Copy out the rows word for word, from the first row through the row that contains "nomogram-label-stage: Stage [12, 105, 43, 117]", including both.

──────── INPUT FOR THIS TASK ────────

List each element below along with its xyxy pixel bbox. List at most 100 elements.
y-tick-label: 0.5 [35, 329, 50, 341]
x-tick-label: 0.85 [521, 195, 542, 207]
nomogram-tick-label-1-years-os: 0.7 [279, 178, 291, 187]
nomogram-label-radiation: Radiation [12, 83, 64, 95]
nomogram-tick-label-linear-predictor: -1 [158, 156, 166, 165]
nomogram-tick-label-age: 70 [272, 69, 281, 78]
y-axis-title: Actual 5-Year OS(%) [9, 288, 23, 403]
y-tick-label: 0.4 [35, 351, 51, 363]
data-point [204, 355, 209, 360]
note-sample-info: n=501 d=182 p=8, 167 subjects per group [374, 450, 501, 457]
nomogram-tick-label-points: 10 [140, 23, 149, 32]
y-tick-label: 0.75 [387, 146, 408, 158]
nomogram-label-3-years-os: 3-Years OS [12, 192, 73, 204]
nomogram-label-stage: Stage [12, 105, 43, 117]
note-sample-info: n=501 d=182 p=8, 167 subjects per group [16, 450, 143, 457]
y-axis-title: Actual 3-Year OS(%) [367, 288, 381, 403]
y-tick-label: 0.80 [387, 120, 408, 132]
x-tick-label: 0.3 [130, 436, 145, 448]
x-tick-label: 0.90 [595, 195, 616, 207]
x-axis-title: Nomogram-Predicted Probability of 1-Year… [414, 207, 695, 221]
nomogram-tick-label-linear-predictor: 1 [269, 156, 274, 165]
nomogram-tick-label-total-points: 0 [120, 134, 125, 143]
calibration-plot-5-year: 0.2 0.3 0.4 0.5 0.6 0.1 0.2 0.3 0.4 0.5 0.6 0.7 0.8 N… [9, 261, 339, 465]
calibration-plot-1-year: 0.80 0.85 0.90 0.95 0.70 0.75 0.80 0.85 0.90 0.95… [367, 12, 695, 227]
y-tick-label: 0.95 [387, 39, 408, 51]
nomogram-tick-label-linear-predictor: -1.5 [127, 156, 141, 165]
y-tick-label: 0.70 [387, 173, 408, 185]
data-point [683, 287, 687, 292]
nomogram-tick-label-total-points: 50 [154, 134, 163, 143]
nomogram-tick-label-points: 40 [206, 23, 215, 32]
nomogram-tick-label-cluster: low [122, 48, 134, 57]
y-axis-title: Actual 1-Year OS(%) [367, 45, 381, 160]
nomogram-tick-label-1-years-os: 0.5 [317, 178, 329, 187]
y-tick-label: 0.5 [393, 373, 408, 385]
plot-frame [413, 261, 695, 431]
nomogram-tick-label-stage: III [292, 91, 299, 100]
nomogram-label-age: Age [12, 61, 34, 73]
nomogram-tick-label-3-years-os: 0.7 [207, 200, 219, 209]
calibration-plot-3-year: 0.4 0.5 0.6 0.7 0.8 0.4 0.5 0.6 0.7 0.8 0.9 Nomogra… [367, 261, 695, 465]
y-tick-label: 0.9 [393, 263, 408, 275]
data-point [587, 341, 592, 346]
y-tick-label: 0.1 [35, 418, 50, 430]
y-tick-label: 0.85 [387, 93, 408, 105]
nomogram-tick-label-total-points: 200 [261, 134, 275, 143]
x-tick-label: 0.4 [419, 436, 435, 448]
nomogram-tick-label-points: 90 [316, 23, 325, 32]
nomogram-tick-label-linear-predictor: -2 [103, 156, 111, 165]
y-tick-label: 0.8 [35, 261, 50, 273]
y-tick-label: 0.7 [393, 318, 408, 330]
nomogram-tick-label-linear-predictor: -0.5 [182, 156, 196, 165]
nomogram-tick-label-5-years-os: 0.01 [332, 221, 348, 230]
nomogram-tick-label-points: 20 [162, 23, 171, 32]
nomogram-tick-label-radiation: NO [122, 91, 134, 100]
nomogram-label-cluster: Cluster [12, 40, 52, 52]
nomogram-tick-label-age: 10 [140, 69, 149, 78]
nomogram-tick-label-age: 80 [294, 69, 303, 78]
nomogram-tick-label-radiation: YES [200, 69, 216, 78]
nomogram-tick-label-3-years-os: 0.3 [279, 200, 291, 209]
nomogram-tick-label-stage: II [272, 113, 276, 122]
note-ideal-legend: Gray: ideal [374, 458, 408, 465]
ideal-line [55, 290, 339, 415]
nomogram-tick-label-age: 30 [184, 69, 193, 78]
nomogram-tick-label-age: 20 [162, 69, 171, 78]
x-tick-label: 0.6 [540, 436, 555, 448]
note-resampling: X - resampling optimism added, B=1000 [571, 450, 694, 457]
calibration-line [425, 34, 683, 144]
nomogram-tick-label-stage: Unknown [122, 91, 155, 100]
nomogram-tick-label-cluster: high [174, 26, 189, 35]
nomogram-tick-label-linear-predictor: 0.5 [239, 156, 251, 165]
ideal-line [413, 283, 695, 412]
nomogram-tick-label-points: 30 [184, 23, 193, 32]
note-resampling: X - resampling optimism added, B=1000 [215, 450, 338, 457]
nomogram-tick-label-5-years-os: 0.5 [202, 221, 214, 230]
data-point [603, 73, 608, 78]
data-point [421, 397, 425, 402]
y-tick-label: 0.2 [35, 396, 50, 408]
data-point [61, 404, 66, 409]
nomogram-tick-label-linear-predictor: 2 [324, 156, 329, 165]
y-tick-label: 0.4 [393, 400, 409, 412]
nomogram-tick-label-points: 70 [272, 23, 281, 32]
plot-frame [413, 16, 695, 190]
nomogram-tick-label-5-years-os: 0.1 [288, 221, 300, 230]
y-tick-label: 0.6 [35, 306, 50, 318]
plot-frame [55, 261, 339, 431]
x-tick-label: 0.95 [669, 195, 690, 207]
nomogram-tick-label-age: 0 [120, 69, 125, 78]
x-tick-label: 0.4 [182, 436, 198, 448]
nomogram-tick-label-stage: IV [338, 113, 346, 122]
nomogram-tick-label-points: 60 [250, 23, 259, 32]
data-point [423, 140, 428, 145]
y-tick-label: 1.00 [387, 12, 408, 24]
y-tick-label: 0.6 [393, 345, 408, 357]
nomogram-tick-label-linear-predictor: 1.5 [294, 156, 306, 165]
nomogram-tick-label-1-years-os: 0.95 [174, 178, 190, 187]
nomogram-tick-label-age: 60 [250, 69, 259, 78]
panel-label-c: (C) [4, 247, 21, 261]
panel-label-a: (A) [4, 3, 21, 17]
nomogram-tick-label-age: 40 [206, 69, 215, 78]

────────

**SOLVED EXERCISE**.
List each element below along with its xyxy pixel bbox. List at most 100 elements.
y-tick-label: 0.5 [35, 329, 50, 341]
x-tick-label: 0.85 [521, 195, 542, 207]
nomogram-tick-label-1-years-os: 0.7 [279, 178, 291, 187]
nomogram-label-radiation: Radiation [12, 83, 64, 95]
nomogram-tick-label-linear-predictor: -1 [158, 156, 166, 165]
nomogram-tick-label-age: 70 [272, 69, 281, 78]
y-axis-title: Actual 5-Year OS(%) [9, 288, 23, 403]
y-tick-label: 0.4 [35, 351, 51, 363]
data-point [204, 355, 209, 360]
note-sample-info: n=501 d=182 p=8, 167 subjects per group [374, 450, 501, 457]
nomogram-tick-label-points: 10 [140, 23, 149, 32]
y-tick-label: 0.75 [387, 146, 408, 158]
nomogram-label-3-years-os: 3-Years OS [12, 192, 73, 204]
nomogram-label-stage: Stage [12, 105, 43, 117]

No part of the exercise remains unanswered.